• What to work on: Go on with the thread about a probable memory leak with ECPG on AIX, picking up right after its last sentence.

Probable memory leak with ECPG and AIX

Started by Guillaume Lelargeover 4 years ago20 messageshackers
Jump to latest
#1Guillaume Lelarge
guillaume@lelarge.info

Hello,

Our customer thinks he has found a memory leak on ECPG and AIX.

The code is quite simple. It declares a cursor, opens it, and fetches the
only line available in the table many times. After some time, the client
crashes with a segfault error. According to him, it consumed around 256MB.
What's weird is that it works great on Linux, but crashed on AIX. One
coworker thought it could be the compiler. Our customer used cc, but he
also tried with gcc, and got the same error.

The test case is attached (testcase.pgc is the ECPG code, testcase.sh is
what our customer used to precompile and compile his code). Do you have any
idea why that happens on AIX?

Two queries to create the table and populate it with a single record:

CREATE TABLE foo(
key integer PRIMARY KEY,
value character varying(20)
);
INSERT INTO foo values (1, 'one');

Thanks.

Regards.

--
Guillaume.

Attachments:

testcase.pgcapplication/octet-stream; name=testcase.pgcDownload
testcase.shapplication/x-shellscript; name=testcase.shDownload
#2Justin Pryzby
pryzby@telsasoft.com
In reply to: Guillaume Lelarge (#1)
Re: Probable memory leak with ECPG and AIX

On Fri, Dec 10, 2021 at 03:40:50PM +0100, Guillaume Lelarge wrote:

Hello,

Our customer thinks he has found a memory leak on ECPG and AIX.

The code is quite simple. It declares a cursor, opens it, and fetches the
only line available in the table many times. After some time, the client
crashes with a segfault error. According to him, it consumed around 256MB.

• Provided data:
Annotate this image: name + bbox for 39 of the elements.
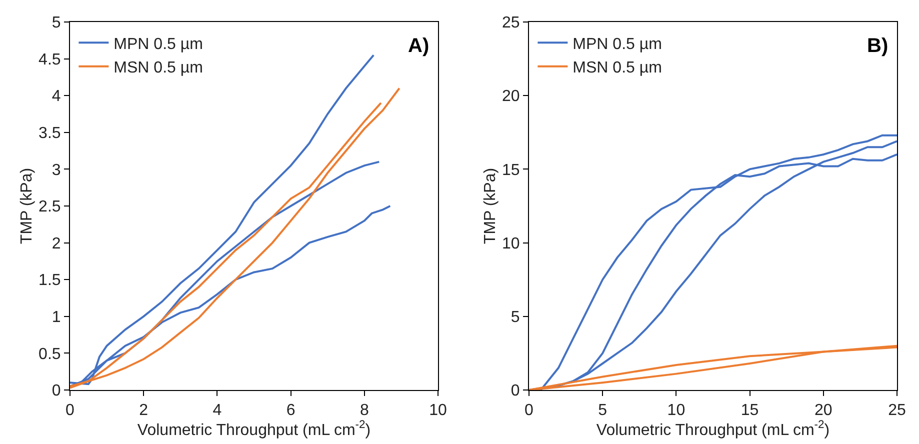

• The response:
What's weird is that it works great on Linux, but crashed on AIX. One
coworker thought it could be the compiler. Our customer used cc, but he
also tried with gcc, and got the same error.

A memory leak isn't the same as a segfault (although I don't know how AIX
responds to OOM).

Can you show that it's a memory leak ? Show RAM use increasing continuously
and linearly with loop count.

How many loops does it take to crash ?

Could you obtain a backtrace ?

--
Justin

#3Guillaume Lelarge
guillaume@lelarge.info
In reply to: Justin Pryzby (#2)
Re: Probable memory leak with ECPG and AIX

Le sam. 11 déc. 2021 à 07:52, Justin Pryzby <pryzby@telsasoft.com> a écrit :

On Fri, Dec 10, 2021 at 03:40:50PM +0100, Guillaume Lelarge wrote:

Hello,

Our customer thinks he has found a memory leak on ECPG and AIX.

The code is quite simple. It declares a cursor, opens it, and fetches the
only line available in the table many times. After some time, the client
crashes with a segfault error. According to him, it consumed around

256MB.

What's weird is that it works great on Linux, but crashed on AIX. One
coworker thought it could be the compiler. Our customer used cc, but he
also tried with gcc, and got the same error.

A memory leak isn't the same as a segfault (although I don't know how AIX
responds to OOM).

Can you show that it's a memory leak ? Show RAM use increasing
continuously
and linearly with loop count.

How many loops does it take to crash ?

Could you obtain a backtrace ?

Thanks. I'll try to get all these informations, but it won't be before
monday.

--
Guillaume.

#4Noah Misch
noah@leadboat.com
In reply to: Guillaume Lelarge (#1)
Re: Probable memory leak with ECPG and AIX

On Fri, Dec 10, 2021 at 03:40:50PM +0100, Guillaume Lelarge wrote:

After some time, the client
crashes with a segfault error. According to him, it consumed around 256MB.
What's weird is that it works great on Linux, but crashed on AIX.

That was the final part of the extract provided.